┌──

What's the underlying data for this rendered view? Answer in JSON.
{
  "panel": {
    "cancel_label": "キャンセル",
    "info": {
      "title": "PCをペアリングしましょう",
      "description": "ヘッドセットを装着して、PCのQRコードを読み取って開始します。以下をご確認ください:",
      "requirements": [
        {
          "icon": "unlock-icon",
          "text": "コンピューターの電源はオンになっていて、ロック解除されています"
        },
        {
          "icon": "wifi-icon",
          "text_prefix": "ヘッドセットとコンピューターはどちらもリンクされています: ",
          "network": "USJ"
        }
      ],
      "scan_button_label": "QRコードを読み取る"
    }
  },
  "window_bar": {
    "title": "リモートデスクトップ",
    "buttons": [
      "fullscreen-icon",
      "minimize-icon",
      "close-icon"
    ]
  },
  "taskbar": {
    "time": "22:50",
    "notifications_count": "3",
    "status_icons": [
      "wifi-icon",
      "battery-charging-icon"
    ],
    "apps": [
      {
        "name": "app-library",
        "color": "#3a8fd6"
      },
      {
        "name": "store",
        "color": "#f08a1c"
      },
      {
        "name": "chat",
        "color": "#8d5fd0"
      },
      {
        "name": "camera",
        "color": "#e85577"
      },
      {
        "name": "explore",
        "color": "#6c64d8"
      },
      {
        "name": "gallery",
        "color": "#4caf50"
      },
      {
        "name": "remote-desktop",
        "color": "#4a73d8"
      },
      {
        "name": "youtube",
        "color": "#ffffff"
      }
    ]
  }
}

└──
┌──

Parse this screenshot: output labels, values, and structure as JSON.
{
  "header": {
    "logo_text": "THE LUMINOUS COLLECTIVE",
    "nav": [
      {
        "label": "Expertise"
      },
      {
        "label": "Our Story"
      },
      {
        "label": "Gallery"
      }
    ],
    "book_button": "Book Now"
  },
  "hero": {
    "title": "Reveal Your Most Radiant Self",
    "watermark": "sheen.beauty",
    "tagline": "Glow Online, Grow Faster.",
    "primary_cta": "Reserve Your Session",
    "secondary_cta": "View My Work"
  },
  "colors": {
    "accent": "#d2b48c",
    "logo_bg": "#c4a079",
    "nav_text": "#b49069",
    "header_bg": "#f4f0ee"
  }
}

└──

■ **Task goal**:
Locate the word "Your" in the records above, and return each line that has it.

■ **Complete answer**:
    "title": "Reveal Your Most Radiant Self",
    "primary_cta": "Reserve Your Session",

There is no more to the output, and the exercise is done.